• PROBLEM 1
Could you write out the records from the start through the line containing "bar-measure bbox=[505, 410, 553, 503]" again, switching "pixel coordinates" to "pixel positions" and leaving everything else unchanged?
# start of SELECTED PASSAGE
During this process, it is worth noting that in late July, amid the liquidity contraction in the US stock market, Tesla did indeed fall back to over $200, which supported its valuation in the first half of the year. However, this time it rebounded again. From the latest stock price trend, it is evident that the "storytelling" businesses such as AI and charging stations, which have not been reflected in the financial reports, have raised Tesla's valuation bottom line. The market is gradually pricing Tesla's "AI story" into its valuation.

Ⅱ. Tesla forges an "iron wall" of AI autonomous driving.

The current stock price has already partially reflected Tesla's autonomous driving story. So, what is Tesla's business layout in this field, and how should we understand the commercial value and moat of this business?

Let's start with the conclusion: As an internet-oriented business model, Tesla has indeed achieved a high degree of commercial closed-loop in autonomous driving. The main uncertainties lie in the size of its commercial value and how much valuation it can project at present.

From the simple "one-time sale" of cars to the monetization of intelligent stock cars through software and traffic taxes, Tesla has almost single-handedly opened up the imagination space for monetizing car sales. However, the effectiveness of the business model that monetizes traffic and payments after acquiring customers through intelligent hardware is quite different for Apple and Xiaomi.

Taking into account the successful model of software and hardware integration in the smartphone business, a clear characteristic is: constructing hardware barriers around "intelligent demands" to achieve large-scale shipments of hardware.

In comparison to smartphones, where intelligence is the core barrier, Apple has achieved self-research and development in hardware chips, iOS systems, and more.
# end of SELECTED PASSAGE
# start of RECORDS FOR THE TASK
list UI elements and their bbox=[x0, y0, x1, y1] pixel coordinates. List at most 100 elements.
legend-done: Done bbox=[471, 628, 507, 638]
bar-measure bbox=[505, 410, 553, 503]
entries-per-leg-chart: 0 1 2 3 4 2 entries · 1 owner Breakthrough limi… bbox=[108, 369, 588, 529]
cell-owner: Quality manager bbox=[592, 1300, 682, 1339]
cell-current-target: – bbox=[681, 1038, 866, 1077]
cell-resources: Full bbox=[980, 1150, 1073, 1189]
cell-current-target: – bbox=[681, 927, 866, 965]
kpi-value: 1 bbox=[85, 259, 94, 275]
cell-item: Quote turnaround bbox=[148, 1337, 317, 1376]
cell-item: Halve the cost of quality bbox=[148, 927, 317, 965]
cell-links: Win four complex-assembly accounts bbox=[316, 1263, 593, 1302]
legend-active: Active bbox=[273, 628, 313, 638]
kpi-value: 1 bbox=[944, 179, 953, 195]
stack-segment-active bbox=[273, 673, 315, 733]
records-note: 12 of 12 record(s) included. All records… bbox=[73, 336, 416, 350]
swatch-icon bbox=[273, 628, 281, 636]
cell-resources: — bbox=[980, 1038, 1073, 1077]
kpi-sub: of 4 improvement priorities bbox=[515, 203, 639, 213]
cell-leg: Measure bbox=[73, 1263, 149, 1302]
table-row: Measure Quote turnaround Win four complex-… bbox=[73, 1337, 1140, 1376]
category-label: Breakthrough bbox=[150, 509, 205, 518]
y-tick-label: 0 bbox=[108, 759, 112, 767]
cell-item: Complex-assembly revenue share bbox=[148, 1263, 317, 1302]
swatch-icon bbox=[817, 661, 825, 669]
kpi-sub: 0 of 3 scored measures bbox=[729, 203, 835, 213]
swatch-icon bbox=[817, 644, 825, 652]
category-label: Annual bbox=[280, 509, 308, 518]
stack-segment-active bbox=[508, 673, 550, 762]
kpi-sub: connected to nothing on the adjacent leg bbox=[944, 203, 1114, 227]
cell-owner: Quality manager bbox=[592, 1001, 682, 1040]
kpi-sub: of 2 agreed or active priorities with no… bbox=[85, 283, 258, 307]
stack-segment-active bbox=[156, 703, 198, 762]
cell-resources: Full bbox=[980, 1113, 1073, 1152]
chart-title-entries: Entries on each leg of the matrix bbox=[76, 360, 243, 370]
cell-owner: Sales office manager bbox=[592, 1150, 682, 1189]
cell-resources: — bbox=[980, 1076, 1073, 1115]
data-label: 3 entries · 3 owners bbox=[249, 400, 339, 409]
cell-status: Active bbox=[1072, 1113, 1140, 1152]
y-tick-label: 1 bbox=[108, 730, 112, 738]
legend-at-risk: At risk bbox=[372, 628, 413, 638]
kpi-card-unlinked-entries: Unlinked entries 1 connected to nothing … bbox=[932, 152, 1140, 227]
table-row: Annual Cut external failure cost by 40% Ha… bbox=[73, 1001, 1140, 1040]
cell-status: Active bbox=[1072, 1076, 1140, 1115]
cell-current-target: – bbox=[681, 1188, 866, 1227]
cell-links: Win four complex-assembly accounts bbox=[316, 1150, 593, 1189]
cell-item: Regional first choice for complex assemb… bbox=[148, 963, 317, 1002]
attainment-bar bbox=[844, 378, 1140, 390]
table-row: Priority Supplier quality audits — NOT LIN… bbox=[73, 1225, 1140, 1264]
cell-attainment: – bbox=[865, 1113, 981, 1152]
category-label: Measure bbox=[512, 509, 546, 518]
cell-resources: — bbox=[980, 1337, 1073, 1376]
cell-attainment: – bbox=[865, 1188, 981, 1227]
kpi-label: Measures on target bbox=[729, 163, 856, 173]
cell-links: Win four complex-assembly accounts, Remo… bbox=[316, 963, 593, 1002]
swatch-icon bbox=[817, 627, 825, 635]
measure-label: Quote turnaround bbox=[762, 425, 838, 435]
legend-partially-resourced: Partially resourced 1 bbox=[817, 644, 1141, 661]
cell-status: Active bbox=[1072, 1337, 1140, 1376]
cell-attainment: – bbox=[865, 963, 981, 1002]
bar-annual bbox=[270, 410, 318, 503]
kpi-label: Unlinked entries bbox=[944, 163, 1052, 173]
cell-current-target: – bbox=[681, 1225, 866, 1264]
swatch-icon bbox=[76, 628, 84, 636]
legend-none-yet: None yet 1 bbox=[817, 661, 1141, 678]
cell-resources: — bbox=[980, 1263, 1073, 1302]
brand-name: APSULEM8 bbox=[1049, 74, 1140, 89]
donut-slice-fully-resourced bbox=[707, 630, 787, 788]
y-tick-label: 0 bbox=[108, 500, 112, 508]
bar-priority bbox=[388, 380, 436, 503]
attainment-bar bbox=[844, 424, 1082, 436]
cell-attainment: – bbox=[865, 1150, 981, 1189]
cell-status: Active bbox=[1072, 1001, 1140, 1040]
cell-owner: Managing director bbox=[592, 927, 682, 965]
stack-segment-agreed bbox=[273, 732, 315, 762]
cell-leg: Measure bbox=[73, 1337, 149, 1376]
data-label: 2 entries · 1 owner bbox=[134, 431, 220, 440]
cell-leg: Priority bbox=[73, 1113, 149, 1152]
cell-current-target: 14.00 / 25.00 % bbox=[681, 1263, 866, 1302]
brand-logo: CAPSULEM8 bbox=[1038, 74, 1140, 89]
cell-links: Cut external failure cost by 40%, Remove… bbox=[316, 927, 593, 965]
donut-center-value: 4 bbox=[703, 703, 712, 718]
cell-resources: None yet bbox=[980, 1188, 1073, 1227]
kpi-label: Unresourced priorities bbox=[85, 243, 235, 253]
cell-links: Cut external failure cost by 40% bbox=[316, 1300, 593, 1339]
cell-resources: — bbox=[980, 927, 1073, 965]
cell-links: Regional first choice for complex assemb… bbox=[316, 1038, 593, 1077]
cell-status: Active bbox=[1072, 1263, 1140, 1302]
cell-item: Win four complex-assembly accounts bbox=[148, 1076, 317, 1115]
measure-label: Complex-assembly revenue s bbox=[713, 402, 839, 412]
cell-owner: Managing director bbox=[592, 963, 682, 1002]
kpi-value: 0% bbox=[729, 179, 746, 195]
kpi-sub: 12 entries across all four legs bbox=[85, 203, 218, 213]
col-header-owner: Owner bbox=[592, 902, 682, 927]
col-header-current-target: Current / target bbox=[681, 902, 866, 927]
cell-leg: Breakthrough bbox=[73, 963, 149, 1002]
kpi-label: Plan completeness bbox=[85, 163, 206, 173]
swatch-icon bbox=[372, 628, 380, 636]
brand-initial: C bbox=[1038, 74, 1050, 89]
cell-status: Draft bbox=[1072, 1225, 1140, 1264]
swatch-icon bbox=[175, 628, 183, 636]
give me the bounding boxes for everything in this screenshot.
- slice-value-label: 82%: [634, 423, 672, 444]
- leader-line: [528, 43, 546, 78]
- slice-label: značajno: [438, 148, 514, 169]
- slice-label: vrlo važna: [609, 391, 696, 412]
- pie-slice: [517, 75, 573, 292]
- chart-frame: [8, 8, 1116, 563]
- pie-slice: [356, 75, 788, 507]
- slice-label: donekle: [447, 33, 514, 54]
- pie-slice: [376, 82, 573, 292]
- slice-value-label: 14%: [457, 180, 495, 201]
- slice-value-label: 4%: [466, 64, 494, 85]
# end of RECORDS FOR THE TASK
• PROBLEM 2
Does the passage on Tesla's valuation support each statement below? Answer yes or no for each, quoting the deciding words.
(a) In late July, Tesla's stock fell back to over $200.
(b) The AI and charging station businesses are already reflected in Tesla's financial reports.
(c) Apple has achieved self-research and development in hardware chips and iOS systems.

• RESULT 1
list UI elements and their bbox=[x0, y0, x1, y1] pixel positions. List at most 100 elements.
legend-done: Done bbox=[471, 628, 507, 638]
bar-measure bbox=[505, 410, 553, 503]

• RESULT 2
(a) Yes: "in late July, amid the liquidity contraction in the US stock market, Tesla did indeed fall back to over $200"
(b) No: "which have not been reflected in the financial reports"
(c) Yes: "Apple has achieved self-research and development in hardware chips, iOS systems, and more"